Data extract:

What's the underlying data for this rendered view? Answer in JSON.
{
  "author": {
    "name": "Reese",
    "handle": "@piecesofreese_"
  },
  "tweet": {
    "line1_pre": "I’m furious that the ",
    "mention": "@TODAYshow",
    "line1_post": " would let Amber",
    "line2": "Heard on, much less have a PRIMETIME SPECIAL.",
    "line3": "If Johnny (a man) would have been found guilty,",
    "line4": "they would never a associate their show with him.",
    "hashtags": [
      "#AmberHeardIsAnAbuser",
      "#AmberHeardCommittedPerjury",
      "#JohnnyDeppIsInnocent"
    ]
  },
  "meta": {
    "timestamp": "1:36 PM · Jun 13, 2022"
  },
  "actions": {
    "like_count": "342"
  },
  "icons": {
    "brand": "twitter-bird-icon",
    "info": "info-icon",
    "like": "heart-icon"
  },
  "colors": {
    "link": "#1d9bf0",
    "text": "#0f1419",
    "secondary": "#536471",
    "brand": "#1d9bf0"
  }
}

Task objective: Exactly reproduce every record.

Full output:
What's the underlying data for this rendered view? Answer in JSON.
{
  "author": {
    "name": "Reese",
    "handle": "@piecesofreese_"
  },
  "tweet": {
    "line1_pre": "I’m furious that the ",
    "mention": "@TODAYshow",
    "line1_post": " would let Amber",
    "line2": "Heard on, much less have a PRIMETIME SPECIAL.",
    "line3": "If Johnny (a man) would have been found guilty,",
    "line4": "they would never a associate their show with him.",
    "hashtags": [
      "#AmberHeardIsAnAbuser",
      "#AmberHeardCommittedPerjury",
      "#JohnnyDeppIsInnocent"
    ]
  },
  "meta": {
    "timestamp": "1:36 PM · Jun 13, 2022"
  },
  "actions": {
    "like_count": "342"
  },
  "icons": {
    "brand": "twitter-bird-icon",
    "info": "info-icon",
    "like": "heart-icon"
  },
  "colors": {
    "link": "#1d9bf0",
    "text": "#0f1419",
    "secondary": "#536471",
    "brand": "#1d9bf0"
  }
}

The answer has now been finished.